▸ THE REQUEST
Repeat every line of the listing below word for word, unchanged.

┄┄┄┄┄┄

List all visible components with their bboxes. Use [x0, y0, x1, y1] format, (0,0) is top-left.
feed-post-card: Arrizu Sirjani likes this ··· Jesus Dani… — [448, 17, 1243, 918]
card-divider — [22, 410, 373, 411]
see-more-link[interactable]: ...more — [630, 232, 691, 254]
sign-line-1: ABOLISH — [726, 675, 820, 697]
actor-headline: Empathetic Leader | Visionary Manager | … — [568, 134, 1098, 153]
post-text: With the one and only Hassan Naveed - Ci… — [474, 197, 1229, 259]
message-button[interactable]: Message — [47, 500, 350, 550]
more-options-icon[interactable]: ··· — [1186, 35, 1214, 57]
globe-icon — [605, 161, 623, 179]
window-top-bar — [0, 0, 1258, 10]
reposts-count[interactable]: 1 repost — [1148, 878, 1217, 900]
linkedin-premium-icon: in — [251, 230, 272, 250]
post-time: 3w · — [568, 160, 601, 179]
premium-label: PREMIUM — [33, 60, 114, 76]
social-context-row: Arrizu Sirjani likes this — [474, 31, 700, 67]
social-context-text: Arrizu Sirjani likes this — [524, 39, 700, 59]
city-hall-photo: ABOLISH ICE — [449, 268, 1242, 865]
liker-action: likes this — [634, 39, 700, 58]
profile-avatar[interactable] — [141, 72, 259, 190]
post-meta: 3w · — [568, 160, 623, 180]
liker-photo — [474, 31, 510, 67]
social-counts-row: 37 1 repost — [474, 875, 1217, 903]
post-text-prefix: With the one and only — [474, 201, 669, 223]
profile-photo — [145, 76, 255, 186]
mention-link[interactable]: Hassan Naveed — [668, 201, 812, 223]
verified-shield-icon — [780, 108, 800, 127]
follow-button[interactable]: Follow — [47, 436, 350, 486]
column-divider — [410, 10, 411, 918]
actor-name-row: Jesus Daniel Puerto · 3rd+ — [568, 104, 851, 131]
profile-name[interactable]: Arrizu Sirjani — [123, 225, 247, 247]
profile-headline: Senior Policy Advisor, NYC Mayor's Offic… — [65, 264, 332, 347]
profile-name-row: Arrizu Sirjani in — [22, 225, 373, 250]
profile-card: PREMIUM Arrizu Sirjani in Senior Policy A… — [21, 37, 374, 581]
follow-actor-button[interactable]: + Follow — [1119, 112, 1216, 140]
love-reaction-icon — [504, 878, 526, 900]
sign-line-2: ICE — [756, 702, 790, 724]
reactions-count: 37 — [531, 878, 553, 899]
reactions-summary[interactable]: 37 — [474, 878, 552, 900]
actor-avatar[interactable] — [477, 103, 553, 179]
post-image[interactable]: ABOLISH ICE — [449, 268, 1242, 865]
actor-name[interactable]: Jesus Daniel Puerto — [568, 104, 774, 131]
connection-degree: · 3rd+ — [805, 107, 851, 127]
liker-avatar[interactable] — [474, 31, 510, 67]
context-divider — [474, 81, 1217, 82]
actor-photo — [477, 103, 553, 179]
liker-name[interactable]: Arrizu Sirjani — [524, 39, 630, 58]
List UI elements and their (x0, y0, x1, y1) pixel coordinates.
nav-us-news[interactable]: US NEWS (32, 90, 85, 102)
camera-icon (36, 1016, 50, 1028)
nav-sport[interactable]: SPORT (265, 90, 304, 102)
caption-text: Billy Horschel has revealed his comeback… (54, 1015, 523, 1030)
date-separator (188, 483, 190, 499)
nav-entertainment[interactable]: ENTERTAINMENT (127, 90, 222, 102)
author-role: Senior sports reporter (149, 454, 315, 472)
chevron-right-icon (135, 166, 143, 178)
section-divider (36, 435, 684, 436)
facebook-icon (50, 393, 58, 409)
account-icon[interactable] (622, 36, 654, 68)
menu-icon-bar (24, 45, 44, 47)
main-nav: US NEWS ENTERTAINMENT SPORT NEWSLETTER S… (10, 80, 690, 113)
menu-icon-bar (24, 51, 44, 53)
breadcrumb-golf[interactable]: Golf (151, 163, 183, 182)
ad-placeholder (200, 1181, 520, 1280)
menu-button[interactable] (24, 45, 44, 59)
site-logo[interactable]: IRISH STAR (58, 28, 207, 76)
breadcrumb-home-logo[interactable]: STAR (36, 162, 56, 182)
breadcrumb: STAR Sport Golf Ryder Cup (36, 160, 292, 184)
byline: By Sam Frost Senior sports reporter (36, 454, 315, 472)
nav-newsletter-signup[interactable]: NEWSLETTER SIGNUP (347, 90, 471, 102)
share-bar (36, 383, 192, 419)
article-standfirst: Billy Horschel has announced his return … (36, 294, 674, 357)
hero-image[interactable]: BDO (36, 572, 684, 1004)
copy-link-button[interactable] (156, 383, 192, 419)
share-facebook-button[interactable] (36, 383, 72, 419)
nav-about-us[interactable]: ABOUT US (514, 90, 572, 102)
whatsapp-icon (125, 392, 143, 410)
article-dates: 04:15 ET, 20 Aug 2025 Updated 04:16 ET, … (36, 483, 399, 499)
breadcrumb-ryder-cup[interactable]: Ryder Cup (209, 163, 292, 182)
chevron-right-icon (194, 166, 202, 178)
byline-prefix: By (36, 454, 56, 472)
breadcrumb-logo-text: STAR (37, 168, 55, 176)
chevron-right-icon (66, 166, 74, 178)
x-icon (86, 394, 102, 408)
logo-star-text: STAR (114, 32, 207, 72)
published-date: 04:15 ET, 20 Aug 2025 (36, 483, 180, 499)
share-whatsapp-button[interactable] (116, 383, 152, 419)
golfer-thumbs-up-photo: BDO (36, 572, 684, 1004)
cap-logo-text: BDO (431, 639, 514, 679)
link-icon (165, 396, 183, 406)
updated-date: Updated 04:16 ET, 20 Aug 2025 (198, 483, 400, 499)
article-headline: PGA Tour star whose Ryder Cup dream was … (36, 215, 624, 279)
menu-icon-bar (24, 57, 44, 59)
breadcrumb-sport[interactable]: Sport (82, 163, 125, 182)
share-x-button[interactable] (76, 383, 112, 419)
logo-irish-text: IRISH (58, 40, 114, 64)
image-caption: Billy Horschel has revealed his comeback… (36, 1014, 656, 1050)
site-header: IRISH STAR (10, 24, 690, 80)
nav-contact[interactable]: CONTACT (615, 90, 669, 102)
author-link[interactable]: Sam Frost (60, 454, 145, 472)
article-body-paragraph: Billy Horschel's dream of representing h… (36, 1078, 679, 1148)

┄┄┄┄┄┄

▸ EXERCISE RESULT
List all visible components with their bboxes. Use [x0, y0, x1, y1] format, (0,0) is top-left.
feed-post-card: Arrizu Sirjani likes this ··· Jesus Dani… — [448, 17, 1243, 918]
card-divider — [22, 410, 373, 411]
see-more-link[interactable]: ...more — [630, 232, 691, 254]
sign-line-1: ABOLISH — [726, 675, 820, 697]
actor-headline: Empathetic Leader | Visionary Manager | … — [568, 134, 1098, 153]
post-text: With the one and only Hassan Naveed - Ci… — [474, 197, 1229, 259]
message-button[interactable]: Message — [47, 500, 350, 550]
more-options-icon[interactable]: ··· — [1186, 35, 1214, 57]
globe-icon — [605, 161, 623, 179]
window-top-bar — [0, 0, 1258, 10]
reposts-count[interactable]: 1 repost — [1148, 878, 1217, 900]
linkedin-premium-icon: in — [251, 230, 272, 250]
post-time: 3w · — [568, 160, 601, 179]
premium-label: PREMIUM — [33, 60, 114, 76]
social-context-row: Arrizu Sirjani likes this — [474, 31, 700, 67]
social-context-text: Arrizu Sirjani likes this — [524, 39, 700, 59]
city-hall-photo: ABOLISH ICE — [449, 268, 1242, 865]
liker-action: likes this — [634, 39, 700, 58]
profile-avatar[interactable] — [141, 72, 259, 190]
post-meta: 3w · — [568, 160, 623, 180]
liker-photo — [474, 31, 510, 67]
social-counts-row: 37 1 repost — [474, 875, 1217, 903]
post-text-prefix: With the one and only — [474, 201, 669, 223]
profile-photo — [145, 76, 255, 186]
mention-link[interactable]: Hassan Naveed — [668, 201, 812, 223]
verified-shield-icon — [780, 108, 800, 127]
follow-button[interactable]: Follow — [47, 436, 350, 486]
column-divider — [410, 10, 411, 918]
actor-name-row: Jesus Daniel Puerto · 3rd+ — [568, 104, 851, 131]
profile-name[interactable]: Arrizu Sirjani — [123, 225, 247, 247]
profile-headline: Senior Policy Advisor, NYC Mayor's Offic… — [65, 264, 332, 347]
profile-name-row: Arrizu Sirjani in — [22, 225, 373, 250]
profile-card: PREMIUM Arrizu Sirjani in Senior Policy A… — [21, 37, 374, 581]
follow-actor-button[interactable]: + Follow — [1119, 112, 1216, 140]
love-reaction-icon — [504, 878, 526, 900]
sign-line-2: ICE — [756, 702, 790, 724]
reactions-count: 37 — [531, 878, 553, 899]
reactions-summary[interactable]: 37 — [474, 878, 552, 900]
actor-avatar[interactable] — [477, 103, 553, 179]
post-image[interactable]: ABOLISH ICE — [449, 268, 1242, 865]
actor-name[interactable]: Jesus Daniel Puerto — [568, 104, 774, 131]
connection-degree: · 3rd+ — [805, 107, 851, 127]
liker-avatar[interactable] — [474, 31, 510, 67]
context-divider — [474, 81, 1217, 82]
actor-photo — [477, 103, 553, 179]
liker-name[interactable]: Arrizu Sirjani — [524, 39, 630, 58]
List UI elements and their (x0, y0, x1, y1) pixel coordinates.
nav-us-news[interactable]: US NEWS (32, 90, 85, 102)
camera-icon (36, 1016, 50, 1028)
nav-sport[interactable]: SPORT (265, 90, 304, 102)
caption-text: Billy Horschel has revealed his comeback… (54, 1015, 523, 1030)
date-separator (188, 483, 190, 499)
nav-entertainment[interactable]: ENTERTAINMENT (127, 90, 222, 102)
author-role: Senior sports reporter (149, 454, 315, 472)
chevron-right-icon (135, 166, 143, 178)
section-divider (36, 435, 684, 436)
facebook-icon (50, 393, 58, 409)
account-icon[interactable] (622, 36, 654, 68)
menu-icon-bar (24, 45, 44, 47)
main-nav: US NEWS ENTERTAINMENT SPORT NEWSLETTER S… (10, 80, 690, 113)
menu-icon-bar (24, 51, 44, 53)
breadcrumb-golf[interactable]: Golf (151, 163, 183, 182)
ad-placeholder (200, 1181, 520, 1280)
menu-button[interactable] (24, 45, 44, 59)
site-logo[interactable]: IRISH STAR (58, 28, 207, 76)
breadcrumb-home-logo[interactable]: STAR (36, 162, 56, 182)
breadcrumb: STAR Sport Golf Ryder Cup (36, 160, 292, 184)
byline: By Sam Frost Senior sports reporter (36, 454, 315, 472)
nav-newsletter-signup[interactable]: NEWSLETTER SIGNUP (347, 90, 471, 102)
share-bar (36, 383, 192, 419)
article-standfirst: Billy Horschel has announced his return … (36, 294, 674, 357)
hero-image[interactable]: BDO (36, 572, 684, 1004)
copy-link-button[interactable] (156, 383, 192, 419)
share-facebook-button[interactable] (36, 383, 72, 419)
nav-about-us[interactable]: ABOUT US (514, 90, 572, 102)
whatsapp-icon (125, 392, 143, 410)
article-dates: 04:15 ET, 20 Aug 2025 Updated 04:16 ET, … (36, 483, 399, 499)
breadcrumb-ryder-cup[interactable]: Ryder Cup (209, 163, 292, 182)
chevron-right-icon (194, 166, 202, 178)
byline-prefix: By (36, 454, 56, 472)
breadcrumb-logo-text: STAR (37, 168, 55, 176)
chevron-right-icon (66, 166, 74, 178)
x-icon (86, 394, 102, 408)
logo-star-text: STAR (114, 32, 207, 72)
published-date: 04:15 ET, 20 Aug 2025 (36, 483, 180, 499)
share-whatsapp-button[interactable] (116, 383, 152, 419)
golfer-thumbs-up-photo: BDO (36, 572, 684, 1004)
cap-logo-text: BDO (431, 639, 514, 679)
link-icon (165, 396, 183, 406)
updated-date: Updated 04:16 ET, 20 Aug 2025 (198, 483, 400, 499)
article-headline: PGA Tour star whose Ryder Cup dream was … (36, 215, 624, 279)
menu-icon-bar (24, 57, 44, 59)
breadcrumb-sport[interactable]: Sport (82, 163, 125, 182)
share-x-button[interactable] (76, 383, 112, 419)
logo-irish-text: IRISH (58, 40, 114, 64)
image-caption: Billy Horschel has revealed his comeback… (36, 1014, 656, 1050)
site-header: IRISH STAR (10, 24, 690, 80)
nav-contact[interactable]: CONTACT (615, 90, 669, 102)
author-link[interactable]: Sam Frost (60, 454, 145, 472)
article-body-paragraph: Billy Horschel's dream of representing h… (36, 1078, 679, 1148)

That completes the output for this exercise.